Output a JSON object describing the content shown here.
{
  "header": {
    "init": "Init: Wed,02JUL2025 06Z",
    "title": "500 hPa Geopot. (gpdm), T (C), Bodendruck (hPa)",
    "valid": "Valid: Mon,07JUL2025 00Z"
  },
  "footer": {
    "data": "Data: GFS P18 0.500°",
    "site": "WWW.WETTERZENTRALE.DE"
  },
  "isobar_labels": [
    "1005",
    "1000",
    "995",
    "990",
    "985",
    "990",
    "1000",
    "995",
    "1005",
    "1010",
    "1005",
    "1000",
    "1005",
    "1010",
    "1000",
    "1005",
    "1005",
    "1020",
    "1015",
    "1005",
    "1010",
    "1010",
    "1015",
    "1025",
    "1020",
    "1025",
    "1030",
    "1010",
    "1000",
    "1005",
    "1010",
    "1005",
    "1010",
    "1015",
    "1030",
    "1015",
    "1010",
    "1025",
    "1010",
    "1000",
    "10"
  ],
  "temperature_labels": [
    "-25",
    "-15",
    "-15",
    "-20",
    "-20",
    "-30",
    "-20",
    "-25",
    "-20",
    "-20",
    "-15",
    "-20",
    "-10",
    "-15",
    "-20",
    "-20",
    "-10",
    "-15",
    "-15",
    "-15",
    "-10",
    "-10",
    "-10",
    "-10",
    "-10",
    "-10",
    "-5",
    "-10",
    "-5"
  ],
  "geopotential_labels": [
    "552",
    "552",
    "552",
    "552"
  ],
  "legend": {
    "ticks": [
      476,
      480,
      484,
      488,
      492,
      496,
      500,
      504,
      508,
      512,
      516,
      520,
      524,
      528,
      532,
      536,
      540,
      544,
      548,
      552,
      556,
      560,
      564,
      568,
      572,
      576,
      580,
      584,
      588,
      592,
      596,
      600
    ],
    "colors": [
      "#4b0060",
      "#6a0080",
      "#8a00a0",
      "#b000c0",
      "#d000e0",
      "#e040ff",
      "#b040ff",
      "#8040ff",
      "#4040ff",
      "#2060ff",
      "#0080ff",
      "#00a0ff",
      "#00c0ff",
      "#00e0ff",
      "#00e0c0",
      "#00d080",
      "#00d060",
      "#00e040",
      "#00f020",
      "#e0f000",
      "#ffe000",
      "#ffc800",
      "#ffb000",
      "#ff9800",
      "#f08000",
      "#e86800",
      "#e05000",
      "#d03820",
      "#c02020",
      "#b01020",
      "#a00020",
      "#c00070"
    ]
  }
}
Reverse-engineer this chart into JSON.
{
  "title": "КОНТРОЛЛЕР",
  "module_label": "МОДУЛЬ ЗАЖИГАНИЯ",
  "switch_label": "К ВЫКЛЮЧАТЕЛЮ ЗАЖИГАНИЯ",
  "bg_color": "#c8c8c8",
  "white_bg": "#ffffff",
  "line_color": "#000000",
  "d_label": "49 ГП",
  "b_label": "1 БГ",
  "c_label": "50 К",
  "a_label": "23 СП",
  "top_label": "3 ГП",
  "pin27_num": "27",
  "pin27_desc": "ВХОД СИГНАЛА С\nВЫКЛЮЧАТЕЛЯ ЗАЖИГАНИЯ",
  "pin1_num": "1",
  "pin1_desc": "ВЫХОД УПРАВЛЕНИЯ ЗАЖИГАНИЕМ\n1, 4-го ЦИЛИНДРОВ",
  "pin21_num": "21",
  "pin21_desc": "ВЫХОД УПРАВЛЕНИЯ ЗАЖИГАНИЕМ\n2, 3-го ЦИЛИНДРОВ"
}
::::::::::
## GIVEN REQUEST
Quote exactly what appears from the line containing "Reverse-engineer this chart into JSON." through the final line of the listing above, including both of those lines.

## EXERCISE RESPONSE
Reverse-engineer this chart into JSON.
{
  "title": "КОНТРОЛЛЕР",
  "module_label": "МОДУЛЬ ЗАЖИГАНИЯ",
  "switch_label": "К ВЫКЛЮЧАТЕЛЮ ЗАЖИГАНИЯ",
  "bg_color": "#c8c8c8",
  "white_bg": "#ffffff",
  "line_color": "#000000",
  "d_label": "49 ГП",
  "b_label": "1 БГ",
  "c_label": "50 К",
  "a_label": "23 СП",
  "top_label": "3 ГП",
  "pin27_num": "27",
  "pin27_desc": "ВХОД СИГНАЛА С\nВЫКЛЮЧАТЕЛЯ ЗАЖИГАНИЯ",
  "pin1_num": "1",
  "pin1_desc": "ВЫХОД УПРАВЛЕНИЯ ЗАЖИГАНИЕМ\n1, 4-го ЦИЛИНДРОВ",
  "pin21_num": "21",
  "pin21_desc": "ВЫХОД УПРАВЛЕНИЯ ЗАЖИГАНИЕМ\n2, 3-го ЦИЛИНДРОВ"
}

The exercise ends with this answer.